• **READING PASSAGE**:
-- Opening Marker --
Even cleaning the filter more often probably won't help, unless you're cleaning it every other day like you would with a filter sock. The food and poop bits that get trapped will be turned in to nitrate within a couple days of getting caught in the filter floss in a microbially active filter.

doing more water changes is definitely an option, but to deal with sky high nitrates you'd need to be doing massive water changes very frequently to make much of a dent. If hypothetically you have a tank with 100ppm nitrates, you'd need to do a 95% water change with nitrate free water to get the levels down to 'acceptable' in a single shot, or you'd need to do 13 20% water changes (2.5 times your total system volume) in a row, assuming no new nitrate was being added to the water column (which is most certainly is). More water changes will obviously help, but they're a horribly inefficient way of dealing with nitrates unless you're down with doing 65% water changes twice a week.

Dealing with nutrients in your system requires you to manage them on two ends - the production and the consumption/removal.

1. Make sure your'e feeding them just as much as they can eat without much left after 2-5 minutes. If you're already doing that, it's not really fair to them to restrict their diet and make them go hungry as a means to dealing with nutrient problems when there are better, structural ways to deal with it.

2. Find ways to limit the nitrification process. There's a great article in Advanced aquarist that deals with this whole thing that you can find here:http://www.advancedaquarist.com/2003/8/chemistry but I'll quote the point that's relevant to this -

"Remove Existing Filters Designed To Facilitate The Nitrogen Cycle. Such filters do a fine job of processing ammonia to nitrite to nitrate, but do nothing with the nitrate. It is often non-intuitive to many aquarists, but removing such a filter altogether may actually help reduce nitrate. So slowly removing them and allowing more of the nitrogen processing to take place on and in the live rock and sand can be beneficial.

It is not that any less nitrate is produced when such a filter is removed, it is a question of what happens to the nitrate after it is produced.

When it is produced on the surface of media such as bioballs, it mixes into the entire water column, and then has to find its way, by diffusion, to the places where it may be reduced (inside of live rock and sand, for instance).

If it is produced on the surface of live rock or sand, then the local concentration of nitrate is higher there than in the first case above, and it is more likely to diffuse into the rock and sand to be reduced to N2."

If your tank doesn't have a sump, it might feel like you need the canister filter, but think about what that filter is actually doing and whether or not you need it. 95% of modern sumped tanks run without any bio-media at all (and unless you clean your canister filter floss every other day, it's biomedia) and none of them suffer an ammonia-pocalypse. If you've got even a moderate amount of rock and supplementary current you've probably got ample surface area for the necessary nitrification bacteria to do their job right in the display.

This also extends to trying to both encourage the consumption of waste by animals before the bacteria have a chance to get to it, and finding ways to remove the un-decomposed waste from a tank altogether. It's better for food that your fish miss to get eaten by pods and worms than decompose in a canister filter, and it's even better for it to be removed by a skimmer or filter sock that is changed daily or every other day. Do you have a skimmer?

3. Add some element to your tank that is specifically dedicated to removing nitrate that does not require inefficient interventions with human muscle power (i.e., water changes). The advanced aquarist article has a few suggestions, one of which being a deep sand bed that a lot of people on here would never put in their tanks, but have you considered adding a small biopellet reactor to your system? You'd be far better served by replacing the canister with a small skimmer and pellet reactor than removing all your sand. Some people here won't get near biopellets either, but it's just one of many different systems that exist to process nitrate. There are also adsorbent resins, other kinds of reactors, fuges with exportable macro algae, etc.
-- Closing Marker --
• **SOURCE DATA**:
-- Opening Marker --
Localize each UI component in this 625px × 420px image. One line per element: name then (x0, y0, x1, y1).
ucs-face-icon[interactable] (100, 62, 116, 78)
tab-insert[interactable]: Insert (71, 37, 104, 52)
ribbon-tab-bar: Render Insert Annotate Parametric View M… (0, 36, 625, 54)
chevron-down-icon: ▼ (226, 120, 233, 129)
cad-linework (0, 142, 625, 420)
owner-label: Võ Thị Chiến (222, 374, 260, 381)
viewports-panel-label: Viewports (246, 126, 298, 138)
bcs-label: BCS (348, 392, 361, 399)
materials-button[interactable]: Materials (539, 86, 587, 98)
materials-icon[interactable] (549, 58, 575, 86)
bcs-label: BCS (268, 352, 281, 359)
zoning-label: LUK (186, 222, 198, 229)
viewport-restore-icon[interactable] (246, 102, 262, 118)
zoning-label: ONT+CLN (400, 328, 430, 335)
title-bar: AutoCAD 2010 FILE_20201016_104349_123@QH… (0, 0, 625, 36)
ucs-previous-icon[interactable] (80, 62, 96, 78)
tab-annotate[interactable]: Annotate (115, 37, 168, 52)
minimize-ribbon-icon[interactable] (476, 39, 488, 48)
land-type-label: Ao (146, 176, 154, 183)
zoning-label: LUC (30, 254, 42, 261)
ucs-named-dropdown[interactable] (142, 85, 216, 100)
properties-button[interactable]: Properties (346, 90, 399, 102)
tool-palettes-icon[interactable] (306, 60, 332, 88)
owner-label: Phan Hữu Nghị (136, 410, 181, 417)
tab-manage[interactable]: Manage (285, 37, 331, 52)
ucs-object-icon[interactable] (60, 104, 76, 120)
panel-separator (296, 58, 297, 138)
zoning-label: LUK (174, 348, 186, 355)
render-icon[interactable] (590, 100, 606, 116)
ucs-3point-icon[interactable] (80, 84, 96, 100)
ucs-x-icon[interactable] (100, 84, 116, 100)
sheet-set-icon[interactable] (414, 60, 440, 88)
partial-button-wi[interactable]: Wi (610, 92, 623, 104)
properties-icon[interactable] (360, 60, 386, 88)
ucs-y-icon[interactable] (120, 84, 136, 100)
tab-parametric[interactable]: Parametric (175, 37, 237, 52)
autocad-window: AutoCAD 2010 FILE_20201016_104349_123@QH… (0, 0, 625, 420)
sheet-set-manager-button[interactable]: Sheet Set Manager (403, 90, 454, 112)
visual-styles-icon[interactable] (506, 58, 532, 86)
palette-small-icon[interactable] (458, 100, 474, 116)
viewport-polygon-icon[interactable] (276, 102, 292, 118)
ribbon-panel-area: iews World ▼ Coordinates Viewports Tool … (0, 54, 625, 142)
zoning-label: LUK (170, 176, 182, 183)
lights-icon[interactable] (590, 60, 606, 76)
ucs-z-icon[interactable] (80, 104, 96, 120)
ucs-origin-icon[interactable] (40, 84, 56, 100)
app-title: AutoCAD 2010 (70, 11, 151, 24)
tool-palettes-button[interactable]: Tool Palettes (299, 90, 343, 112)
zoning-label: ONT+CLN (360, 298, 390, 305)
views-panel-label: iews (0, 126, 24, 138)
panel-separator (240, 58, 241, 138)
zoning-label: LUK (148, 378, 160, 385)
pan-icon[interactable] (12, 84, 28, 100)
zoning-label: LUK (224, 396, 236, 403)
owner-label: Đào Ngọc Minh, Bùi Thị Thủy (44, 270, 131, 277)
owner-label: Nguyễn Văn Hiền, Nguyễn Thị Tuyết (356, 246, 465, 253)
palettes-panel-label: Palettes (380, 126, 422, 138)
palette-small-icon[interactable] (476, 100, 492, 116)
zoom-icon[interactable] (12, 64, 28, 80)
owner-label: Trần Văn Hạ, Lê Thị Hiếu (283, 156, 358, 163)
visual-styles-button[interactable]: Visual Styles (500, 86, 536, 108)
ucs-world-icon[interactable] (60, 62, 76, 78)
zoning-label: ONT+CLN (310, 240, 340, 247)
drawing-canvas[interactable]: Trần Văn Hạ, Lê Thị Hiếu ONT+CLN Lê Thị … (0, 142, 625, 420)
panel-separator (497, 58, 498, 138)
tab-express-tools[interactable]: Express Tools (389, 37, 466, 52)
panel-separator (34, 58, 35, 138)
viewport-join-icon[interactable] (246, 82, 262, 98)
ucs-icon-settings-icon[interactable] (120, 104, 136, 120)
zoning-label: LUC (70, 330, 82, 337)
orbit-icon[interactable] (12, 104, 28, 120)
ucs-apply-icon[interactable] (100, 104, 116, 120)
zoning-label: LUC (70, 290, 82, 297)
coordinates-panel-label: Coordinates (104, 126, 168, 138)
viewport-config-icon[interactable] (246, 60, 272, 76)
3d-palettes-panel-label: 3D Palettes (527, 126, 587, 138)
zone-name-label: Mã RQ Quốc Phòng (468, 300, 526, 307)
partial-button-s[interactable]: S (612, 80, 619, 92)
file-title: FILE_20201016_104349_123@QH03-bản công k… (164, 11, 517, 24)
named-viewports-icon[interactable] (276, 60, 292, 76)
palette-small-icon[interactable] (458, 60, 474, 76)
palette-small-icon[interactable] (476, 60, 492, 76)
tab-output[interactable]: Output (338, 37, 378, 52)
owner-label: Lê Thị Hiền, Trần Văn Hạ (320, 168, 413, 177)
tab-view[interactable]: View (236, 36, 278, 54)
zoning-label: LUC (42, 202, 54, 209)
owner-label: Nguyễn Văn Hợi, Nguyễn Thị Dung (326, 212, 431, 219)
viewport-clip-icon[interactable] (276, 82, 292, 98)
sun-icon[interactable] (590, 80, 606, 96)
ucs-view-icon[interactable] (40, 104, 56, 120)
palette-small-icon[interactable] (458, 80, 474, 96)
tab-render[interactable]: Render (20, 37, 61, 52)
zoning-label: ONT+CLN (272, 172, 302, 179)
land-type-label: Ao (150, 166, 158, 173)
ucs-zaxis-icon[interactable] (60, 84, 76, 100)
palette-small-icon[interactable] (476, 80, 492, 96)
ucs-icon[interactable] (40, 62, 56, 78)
-- Closing Marker --
• **WHAT TO WORK ON**:
A – From the text on nitrate control above, extract the passage between "Dealing with nutrients" and "deal with it.", inclusive.
B – Answer these questions from the text on nitrate control:
(i) In the hypothetical tank with 100ppm nitrates, what percentage water change with nitrate-free water would bring the levels to "acceptable" in a single shot?
(ii) What publication is the quoted article from?
(iii) What small reactor does the text suggest adding to the system?

• **ANSWERS TO THE EXERCISE**:
A –
Dealing with nutrients in your system requires you to manage them on two ends - the production and the consumption/removal.

1. Make sure your'e feeding them just as much as they can eat without much left after 2-5 minutes. If you're already doing that, it's not really fair to them to restrict their diet and make them go hungry as a means to dealing with nutrient problems when there are better, structural ways to deal with it.

B –
(i) 95%
(ii) Advanced Aquarist
(iii) A biopellet reactor